The account books of the Transylvania Company
show that lead was sold to the settlers for 16 2/3 cents a pound and gunpowder cost $2.66 a pound. Hunters and laborers were paid as much as 50 cents a day. Both British pounds and Virginia dollars were in circulation in
Kentucky, and sometimes even Spanish money was used. Few of the accounts are marked paid in any currency.

B
OONE HAD
filed his claim for the thousand acres on Tate’s Creek southwest of Boonesborough. To make the purchase valid, he had to build a cabin or shelter on the land and raise a crop of corn within a year of the claim. There is no record that he did either. But Boone had better luck helping others than helping himself. When he and Thomas Hart were hunting that winter, Hart stepped off and claimed an acreage on Jeptha Creek. To mark the site, Hart carved his initials on a beech tree.
Twenty years later when the ownership
of the land was in dispute, Boone led the attorneys back to the tree and showed them the carved initials, winning the case for Hart.

Having survived the long 1775–76 winter in the rough and dirty conditions of frontier cabins, the settlers who had stayed at Boones-borough emerged into the spring sun and began planting crops for a second year. Their numbers had dwindled through desertion, but those who remained had the confidence of their hard work and persistence. They had taken the risks and they had gotten through the winter. Now they could thin their blood with fresh poke greens boiled with fat, and also creesie greens, or wild mustard, that grew along the creeks. And some sought out branch clay to chew and swallow to tone their systems and replenish minerals. Clay pure as cream could be found in pockets along the banks of streams. Eating a little branch clay was a common spring ritual for many people on the frontier, both black and white. Soon it would be planting time, and the women were especially intent on making gardens. “
They had brought out a stock of seeds
from the old settlements and went out every bright day to plant them.”

**DATASET:**
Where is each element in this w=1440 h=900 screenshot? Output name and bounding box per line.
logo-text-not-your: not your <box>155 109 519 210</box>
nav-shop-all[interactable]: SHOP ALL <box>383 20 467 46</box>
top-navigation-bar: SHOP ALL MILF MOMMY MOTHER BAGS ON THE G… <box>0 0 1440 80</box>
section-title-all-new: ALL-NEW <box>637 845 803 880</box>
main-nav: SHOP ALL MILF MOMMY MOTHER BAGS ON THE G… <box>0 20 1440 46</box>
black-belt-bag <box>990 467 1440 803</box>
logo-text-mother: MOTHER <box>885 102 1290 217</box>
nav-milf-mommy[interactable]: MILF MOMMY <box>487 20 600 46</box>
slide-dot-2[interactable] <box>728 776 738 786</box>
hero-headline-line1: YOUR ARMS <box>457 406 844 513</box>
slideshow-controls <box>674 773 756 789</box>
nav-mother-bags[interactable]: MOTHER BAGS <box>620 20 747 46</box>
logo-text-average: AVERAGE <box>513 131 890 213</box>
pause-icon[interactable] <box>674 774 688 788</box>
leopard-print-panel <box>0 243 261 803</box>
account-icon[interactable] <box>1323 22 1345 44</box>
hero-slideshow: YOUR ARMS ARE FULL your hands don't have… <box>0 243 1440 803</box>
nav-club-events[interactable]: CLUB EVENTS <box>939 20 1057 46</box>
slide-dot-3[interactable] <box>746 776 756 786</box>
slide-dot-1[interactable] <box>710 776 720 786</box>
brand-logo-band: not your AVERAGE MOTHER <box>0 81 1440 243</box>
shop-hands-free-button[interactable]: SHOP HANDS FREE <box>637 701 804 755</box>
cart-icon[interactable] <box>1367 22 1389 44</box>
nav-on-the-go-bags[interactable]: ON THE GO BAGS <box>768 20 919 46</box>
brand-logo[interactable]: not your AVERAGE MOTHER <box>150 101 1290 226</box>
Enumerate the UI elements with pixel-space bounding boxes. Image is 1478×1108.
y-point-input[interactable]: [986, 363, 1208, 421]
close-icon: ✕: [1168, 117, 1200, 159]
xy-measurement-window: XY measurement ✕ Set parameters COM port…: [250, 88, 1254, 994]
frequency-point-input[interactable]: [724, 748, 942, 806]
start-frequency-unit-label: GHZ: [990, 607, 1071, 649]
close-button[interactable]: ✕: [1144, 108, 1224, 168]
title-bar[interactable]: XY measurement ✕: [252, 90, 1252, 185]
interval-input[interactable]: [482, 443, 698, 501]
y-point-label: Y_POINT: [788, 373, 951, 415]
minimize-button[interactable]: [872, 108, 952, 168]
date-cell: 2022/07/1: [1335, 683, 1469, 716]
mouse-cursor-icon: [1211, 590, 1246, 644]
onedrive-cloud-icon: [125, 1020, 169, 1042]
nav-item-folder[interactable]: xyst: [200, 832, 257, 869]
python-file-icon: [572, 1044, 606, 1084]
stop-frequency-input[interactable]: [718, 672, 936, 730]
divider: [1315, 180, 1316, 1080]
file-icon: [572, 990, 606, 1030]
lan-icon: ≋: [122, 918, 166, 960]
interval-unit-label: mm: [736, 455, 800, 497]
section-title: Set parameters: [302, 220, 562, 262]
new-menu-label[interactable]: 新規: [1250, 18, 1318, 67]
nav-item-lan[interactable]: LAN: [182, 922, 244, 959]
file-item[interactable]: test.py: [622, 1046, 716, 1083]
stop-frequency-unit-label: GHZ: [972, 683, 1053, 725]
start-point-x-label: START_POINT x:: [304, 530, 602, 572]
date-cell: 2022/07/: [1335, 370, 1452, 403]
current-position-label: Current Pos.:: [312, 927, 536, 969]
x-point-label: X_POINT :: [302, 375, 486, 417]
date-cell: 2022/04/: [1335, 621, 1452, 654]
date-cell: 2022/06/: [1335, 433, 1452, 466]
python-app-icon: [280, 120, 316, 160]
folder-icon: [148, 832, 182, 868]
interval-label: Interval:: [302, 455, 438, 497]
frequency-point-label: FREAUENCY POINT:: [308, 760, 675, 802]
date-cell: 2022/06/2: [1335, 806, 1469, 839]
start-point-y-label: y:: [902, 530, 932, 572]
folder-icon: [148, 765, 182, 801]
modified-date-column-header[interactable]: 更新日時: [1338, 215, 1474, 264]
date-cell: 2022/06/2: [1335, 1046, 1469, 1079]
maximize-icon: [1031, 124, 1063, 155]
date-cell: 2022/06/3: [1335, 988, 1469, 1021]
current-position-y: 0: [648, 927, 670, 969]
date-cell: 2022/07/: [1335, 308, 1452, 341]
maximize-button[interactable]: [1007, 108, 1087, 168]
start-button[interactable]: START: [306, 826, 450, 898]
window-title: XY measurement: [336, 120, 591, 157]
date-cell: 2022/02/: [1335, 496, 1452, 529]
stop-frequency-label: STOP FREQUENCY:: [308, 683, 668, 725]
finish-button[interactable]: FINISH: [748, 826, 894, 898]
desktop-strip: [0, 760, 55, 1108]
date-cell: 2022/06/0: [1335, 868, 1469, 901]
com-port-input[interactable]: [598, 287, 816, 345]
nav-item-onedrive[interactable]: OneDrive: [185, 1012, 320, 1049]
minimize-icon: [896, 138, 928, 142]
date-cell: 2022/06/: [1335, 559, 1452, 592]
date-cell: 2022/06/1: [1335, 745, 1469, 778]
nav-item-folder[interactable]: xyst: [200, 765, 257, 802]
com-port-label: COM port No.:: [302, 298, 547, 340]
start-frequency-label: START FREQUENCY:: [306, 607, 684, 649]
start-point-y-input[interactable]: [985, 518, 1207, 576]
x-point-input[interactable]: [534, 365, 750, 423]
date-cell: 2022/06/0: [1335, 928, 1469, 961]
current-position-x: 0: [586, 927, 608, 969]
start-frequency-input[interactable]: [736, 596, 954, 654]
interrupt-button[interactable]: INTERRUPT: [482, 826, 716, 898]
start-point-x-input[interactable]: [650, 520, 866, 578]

**EXERCISE TASK A:** Copy the Boonesborough passage word for word, starting with "The account books" and going on through "a beech tree.".
**EXERCISE TASK B:** In the Boonesborough passage, what did Thomas Hart do to mark the site of his claim on Jeptha Creek?
**EXERCISE TASK C:** Go on with the Boonesborough passage from its final sentence.
The material has no connection to the Boonesborough passage.

**TASK ANSWER A:**
The account books of the Transylvania Company
show that lead was sold to the settlers for 16 2/3 cents a pound and gunpowder cost $2.66 a pound. Hunters and laborers were paid as much as 50 cents a day. Both British pounds and Virginia dollars were in circulation in
Kentucky, and sometimes even Spanish money was used. Few of the accounts are marked paid in any currency.

B
OONE HAD
filed his claim for the thousand acres on Tate’s Creek southwest of Boonesborough. To make the purchase valid, he had to build a cabin or shelter on the land and raise a crop of corn within a year of the claim. There is no record that he did either. But Boone had better luck helping others than helping himself. When he and Thomas Hart were hunting that winter, Hart stepped off and claimed an acreage on Jeptha Creek. To mark the site, Hart carved his initials on a beech tree.

**TASK ANSWER B:** He carved his initials on a beech tree.

**TASK ANSWER C:**
In the spring of 1776, after Daniel and Squire Boone had returned from a surveying expedition that had taken them as far as the Falls of the Ohio, heavy rains began. It was the kind of season when it seems the rain cannot stop. Day after day the Kentucky River continued to
rise and the water came almost to the cabin doors at Boonesborough. For much of its length the Kentucky River runs between steep bluffs in a gorge cut through the millennia, but Boonesborough was built on a level plain that flooded easily. It looked as though the dwellings might be swamped; luckily the water stopped just at the cabin thresholds and finally began to recede. Word arrived from Harrodsburg that a Mrs. Hugh Wilson there had given birth to the first white child born in Kentucky. Of a half-dozen married women at Boonesborough, none had yet given birth.

T
ROUBLES
continued to build and compound for the Transylvania Company. The settlers at Harrodsburg and Logan’s Station and other sites, who had acted as though partly resigned to the ownership of the Transylvania Company the year before, were newly angered by news that quitrents and land prices were to be doubled. For every hundred acres the annual quitrent would be two shillings from now on. Those already in Kentucky protested that they would not pay more than they had agreed to the year before. Harrod and others had their eye on land farther west along the Ohio River, and they accused the Transylvania Company of attempting to preempt those thousands of choice acres before anyone else had a chance to survey and claim them.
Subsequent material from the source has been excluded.